(Collection entries)
(begin)

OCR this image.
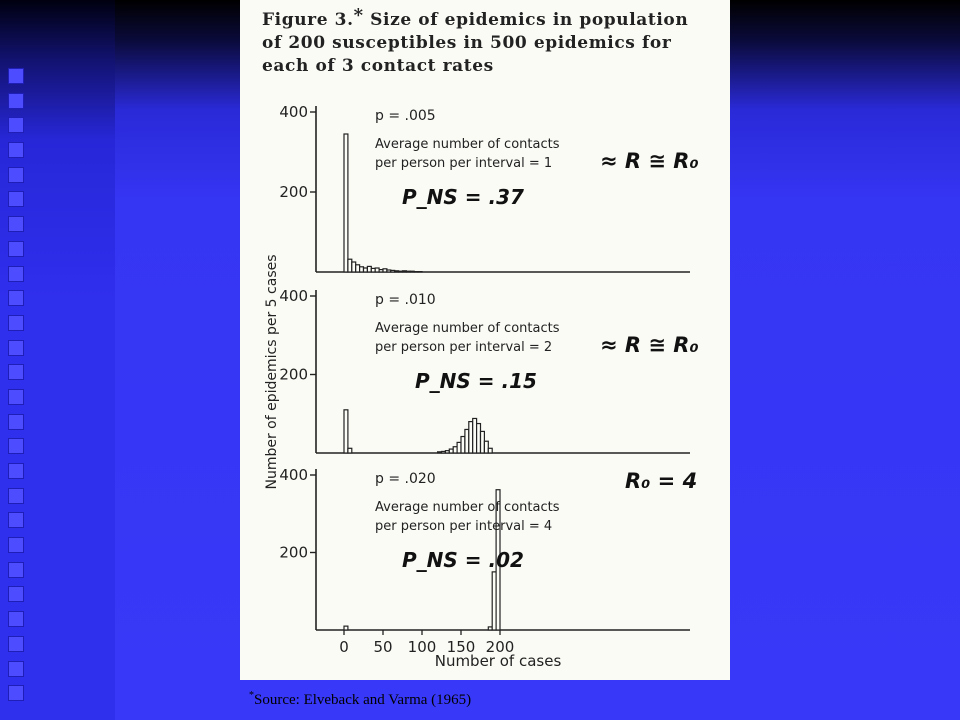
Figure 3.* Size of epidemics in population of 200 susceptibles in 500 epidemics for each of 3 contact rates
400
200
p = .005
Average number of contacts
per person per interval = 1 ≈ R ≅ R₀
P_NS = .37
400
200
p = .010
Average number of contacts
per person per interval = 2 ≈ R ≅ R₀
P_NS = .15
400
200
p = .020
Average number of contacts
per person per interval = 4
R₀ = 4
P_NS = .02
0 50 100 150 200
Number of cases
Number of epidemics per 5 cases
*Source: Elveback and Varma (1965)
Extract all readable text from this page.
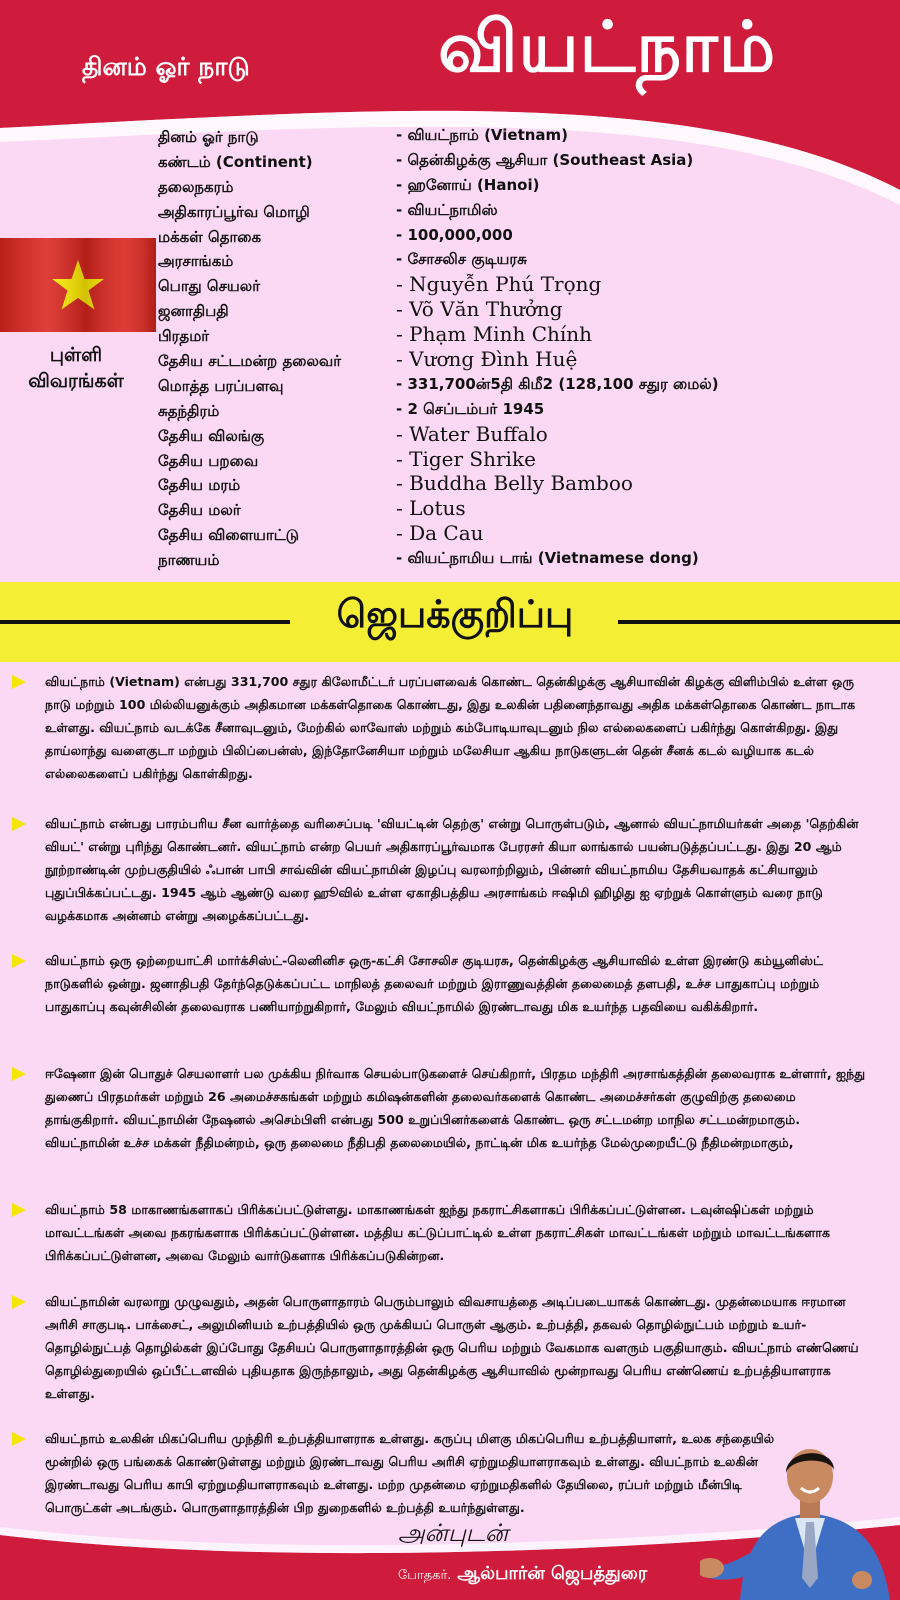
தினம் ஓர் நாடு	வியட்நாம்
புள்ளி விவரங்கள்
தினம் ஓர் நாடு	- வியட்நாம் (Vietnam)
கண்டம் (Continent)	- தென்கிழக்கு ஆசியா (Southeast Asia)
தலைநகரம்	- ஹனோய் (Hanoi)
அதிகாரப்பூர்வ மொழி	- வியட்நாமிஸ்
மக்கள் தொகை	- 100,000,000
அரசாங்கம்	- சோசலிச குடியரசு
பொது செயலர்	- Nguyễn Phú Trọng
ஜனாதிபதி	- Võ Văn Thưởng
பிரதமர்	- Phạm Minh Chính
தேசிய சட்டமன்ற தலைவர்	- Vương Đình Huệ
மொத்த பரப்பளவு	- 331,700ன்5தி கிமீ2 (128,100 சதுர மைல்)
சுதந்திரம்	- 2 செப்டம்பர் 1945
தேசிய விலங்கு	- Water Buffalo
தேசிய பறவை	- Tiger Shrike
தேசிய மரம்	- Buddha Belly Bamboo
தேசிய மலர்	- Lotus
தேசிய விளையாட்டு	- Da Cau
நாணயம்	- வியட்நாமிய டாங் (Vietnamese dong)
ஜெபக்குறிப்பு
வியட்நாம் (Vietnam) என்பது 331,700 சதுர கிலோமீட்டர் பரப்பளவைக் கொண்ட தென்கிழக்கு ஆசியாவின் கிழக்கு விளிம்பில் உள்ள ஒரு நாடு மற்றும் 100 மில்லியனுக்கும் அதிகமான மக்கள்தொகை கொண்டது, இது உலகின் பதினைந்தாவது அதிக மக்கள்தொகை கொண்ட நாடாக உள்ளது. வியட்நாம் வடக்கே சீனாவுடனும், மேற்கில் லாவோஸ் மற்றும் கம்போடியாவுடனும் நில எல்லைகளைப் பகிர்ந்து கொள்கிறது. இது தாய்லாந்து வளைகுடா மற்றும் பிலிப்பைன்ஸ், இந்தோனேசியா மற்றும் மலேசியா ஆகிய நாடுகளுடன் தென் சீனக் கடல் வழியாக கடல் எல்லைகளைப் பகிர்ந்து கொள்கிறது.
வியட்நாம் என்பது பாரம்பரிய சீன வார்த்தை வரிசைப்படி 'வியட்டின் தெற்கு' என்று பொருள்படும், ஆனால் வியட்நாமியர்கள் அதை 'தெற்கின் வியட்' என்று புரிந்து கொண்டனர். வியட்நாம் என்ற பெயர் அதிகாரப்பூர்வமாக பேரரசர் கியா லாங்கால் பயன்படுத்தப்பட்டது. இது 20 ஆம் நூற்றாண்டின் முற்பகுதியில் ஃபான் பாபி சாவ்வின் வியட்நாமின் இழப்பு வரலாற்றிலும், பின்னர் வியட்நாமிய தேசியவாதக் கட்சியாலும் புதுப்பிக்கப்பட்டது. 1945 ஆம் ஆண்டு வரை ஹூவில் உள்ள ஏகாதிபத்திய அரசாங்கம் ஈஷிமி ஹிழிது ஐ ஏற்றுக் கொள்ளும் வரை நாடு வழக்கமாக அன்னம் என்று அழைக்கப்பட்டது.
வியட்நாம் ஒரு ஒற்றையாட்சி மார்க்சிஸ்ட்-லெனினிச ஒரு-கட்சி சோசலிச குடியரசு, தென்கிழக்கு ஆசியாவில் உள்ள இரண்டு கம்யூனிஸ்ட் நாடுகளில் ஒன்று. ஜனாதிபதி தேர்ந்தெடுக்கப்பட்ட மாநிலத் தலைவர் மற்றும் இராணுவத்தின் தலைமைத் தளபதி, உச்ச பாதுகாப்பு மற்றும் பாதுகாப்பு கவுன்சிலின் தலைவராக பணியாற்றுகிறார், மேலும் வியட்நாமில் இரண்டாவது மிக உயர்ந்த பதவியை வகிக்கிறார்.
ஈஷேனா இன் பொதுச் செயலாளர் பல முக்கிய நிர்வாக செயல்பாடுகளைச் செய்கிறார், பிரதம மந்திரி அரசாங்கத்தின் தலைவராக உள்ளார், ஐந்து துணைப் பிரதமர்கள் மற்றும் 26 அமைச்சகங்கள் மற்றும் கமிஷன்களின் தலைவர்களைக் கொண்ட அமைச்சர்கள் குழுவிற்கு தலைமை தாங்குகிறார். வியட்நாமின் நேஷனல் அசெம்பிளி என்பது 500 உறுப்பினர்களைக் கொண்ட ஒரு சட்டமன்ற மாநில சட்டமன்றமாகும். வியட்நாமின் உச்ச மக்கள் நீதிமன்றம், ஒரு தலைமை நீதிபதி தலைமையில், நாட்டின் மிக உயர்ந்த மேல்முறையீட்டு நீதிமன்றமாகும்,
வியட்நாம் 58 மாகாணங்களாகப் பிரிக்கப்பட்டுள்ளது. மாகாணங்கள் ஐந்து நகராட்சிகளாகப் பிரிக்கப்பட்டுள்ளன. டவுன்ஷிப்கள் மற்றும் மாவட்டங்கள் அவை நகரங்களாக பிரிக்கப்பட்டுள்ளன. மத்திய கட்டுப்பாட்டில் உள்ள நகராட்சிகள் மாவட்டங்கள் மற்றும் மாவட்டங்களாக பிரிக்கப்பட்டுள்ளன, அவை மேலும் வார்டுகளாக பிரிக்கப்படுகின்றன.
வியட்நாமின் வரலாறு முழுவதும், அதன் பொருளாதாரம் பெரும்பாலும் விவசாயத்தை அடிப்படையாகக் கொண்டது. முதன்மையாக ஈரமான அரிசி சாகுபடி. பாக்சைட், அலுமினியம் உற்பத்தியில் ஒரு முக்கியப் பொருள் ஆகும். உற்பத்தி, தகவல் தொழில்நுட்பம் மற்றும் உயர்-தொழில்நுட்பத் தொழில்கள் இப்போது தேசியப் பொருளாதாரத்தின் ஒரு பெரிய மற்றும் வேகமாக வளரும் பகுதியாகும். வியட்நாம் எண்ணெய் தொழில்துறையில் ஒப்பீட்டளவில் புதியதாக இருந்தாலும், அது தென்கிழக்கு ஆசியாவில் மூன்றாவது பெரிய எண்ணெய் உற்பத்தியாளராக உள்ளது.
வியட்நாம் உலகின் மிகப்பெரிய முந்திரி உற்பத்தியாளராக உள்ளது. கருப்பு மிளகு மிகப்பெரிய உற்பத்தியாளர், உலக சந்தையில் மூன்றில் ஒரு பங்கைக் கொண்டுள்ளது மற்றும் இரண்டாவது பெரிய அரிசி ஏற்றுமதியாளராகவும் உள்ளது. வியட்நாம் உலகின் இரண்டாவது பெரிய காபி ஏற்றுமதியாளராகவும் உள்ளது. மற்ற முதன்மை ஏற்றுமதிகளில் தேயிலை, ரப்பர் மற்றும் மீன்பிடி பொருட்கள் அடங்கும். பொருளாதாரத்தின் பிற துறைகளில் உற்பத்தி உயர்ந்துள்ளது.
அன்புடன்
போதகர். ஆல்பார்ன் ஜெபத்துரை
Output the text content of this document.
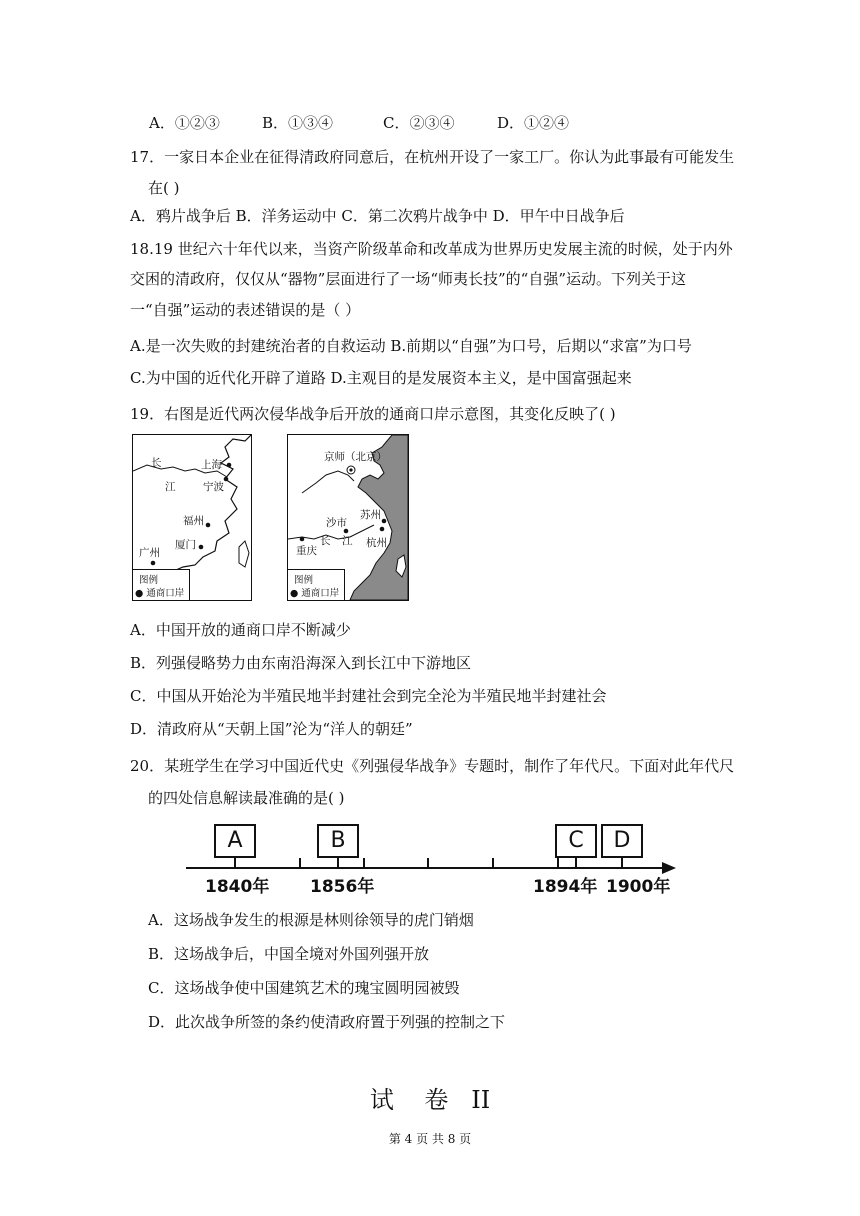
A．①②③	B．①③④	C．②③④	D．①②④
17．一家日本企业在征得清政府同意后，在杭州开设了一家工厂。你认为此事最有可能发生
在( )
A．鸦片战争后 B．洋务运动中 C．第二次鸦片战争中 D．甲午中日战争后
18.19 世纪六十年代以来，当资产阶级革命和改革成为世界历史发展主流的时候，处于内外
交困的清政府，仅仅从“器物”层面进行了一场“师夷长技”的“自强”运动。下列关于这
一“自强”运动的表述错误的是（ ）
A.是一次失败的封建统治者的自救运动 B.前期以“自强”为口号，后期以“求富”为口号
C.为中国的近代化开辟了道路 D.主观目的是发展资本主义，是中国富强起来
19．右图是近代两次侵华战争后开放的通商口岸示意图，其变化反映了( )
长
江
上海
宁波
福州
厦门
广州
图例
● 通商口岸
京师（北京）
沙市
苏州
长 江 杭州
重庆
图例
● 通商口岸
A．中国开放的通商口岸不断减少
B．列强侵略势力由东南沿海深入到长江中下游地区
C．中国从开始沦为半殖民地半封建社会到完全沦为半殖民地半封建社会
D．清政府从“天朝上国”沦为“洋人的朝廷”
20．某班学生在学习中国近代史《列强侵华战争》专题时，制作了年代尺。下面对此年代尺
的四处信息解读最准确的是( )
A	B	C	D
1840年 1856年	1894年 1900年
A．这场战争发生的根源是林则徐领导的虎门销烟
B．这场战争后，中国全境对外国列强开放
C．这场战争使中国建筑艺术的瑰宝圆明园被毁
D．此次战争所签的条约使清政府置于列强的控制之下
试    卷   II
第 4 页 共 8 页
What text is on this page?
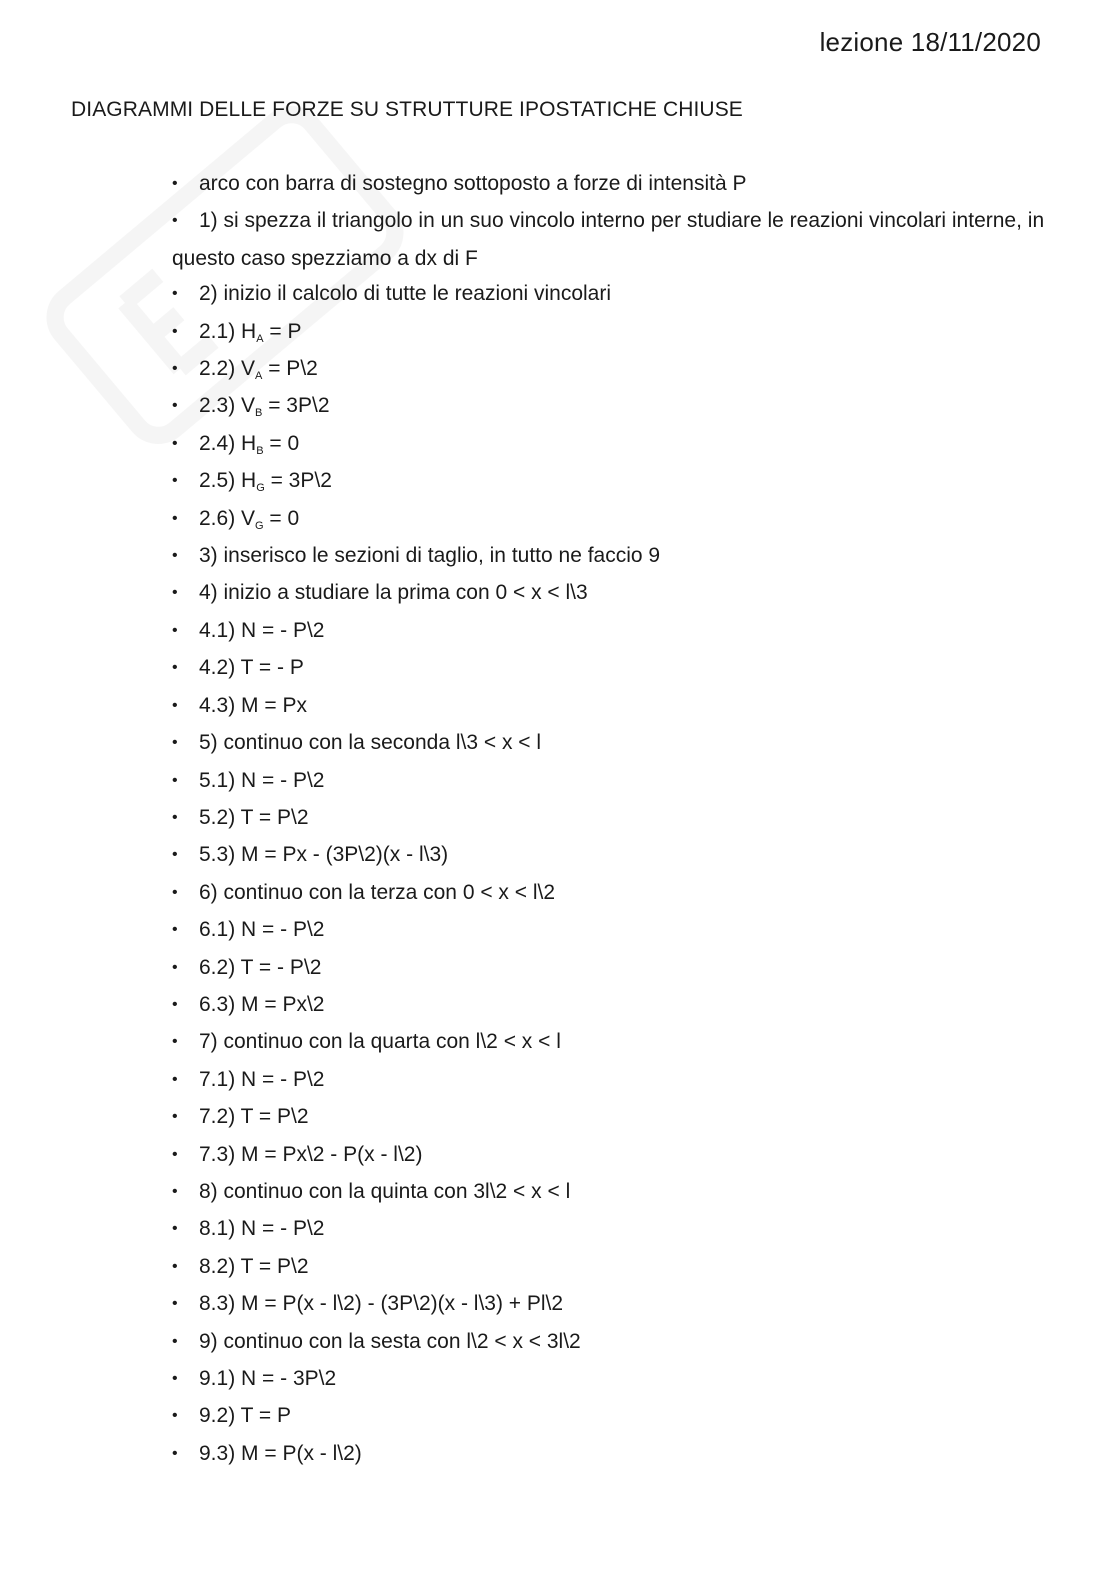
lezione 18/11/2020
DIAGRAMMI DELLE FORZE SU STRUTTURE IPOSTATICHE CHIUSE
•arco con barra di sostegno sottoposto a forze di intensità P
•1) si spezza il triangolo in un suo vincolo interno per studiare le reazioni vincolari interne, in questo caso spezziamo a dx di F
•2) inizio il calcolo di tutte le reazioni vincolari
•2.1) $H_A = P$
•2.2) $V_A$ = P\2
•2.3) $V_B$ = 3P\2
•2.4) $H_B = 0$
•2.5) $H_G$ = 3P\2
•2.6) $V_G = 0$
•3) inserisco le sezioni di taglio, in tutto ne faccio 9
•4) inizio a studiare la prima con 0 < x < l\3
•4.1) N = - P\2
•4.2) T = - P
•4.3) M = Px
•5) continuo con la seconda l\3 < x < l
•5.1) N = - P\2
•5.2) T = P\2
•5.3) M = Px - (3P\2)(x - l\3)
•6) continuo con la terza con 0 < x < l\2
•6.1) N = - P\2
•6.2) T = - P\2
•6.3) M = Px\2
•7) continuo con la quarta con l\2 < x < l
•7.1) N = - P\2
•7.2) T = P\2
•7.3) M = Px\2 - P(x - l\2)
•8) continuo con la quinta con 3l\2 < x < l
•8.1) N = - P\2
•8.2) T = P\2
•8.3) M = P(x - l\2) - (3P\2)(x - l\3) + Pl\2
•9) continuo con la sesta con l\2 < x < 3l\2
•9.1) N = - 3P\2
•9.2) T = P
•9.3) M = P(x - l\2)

(end)

→ **STATED GOAL**:
Search the lines for the word "studiare" and report how many contain it, by number only.

→ **FINISHED ANSWER**:
2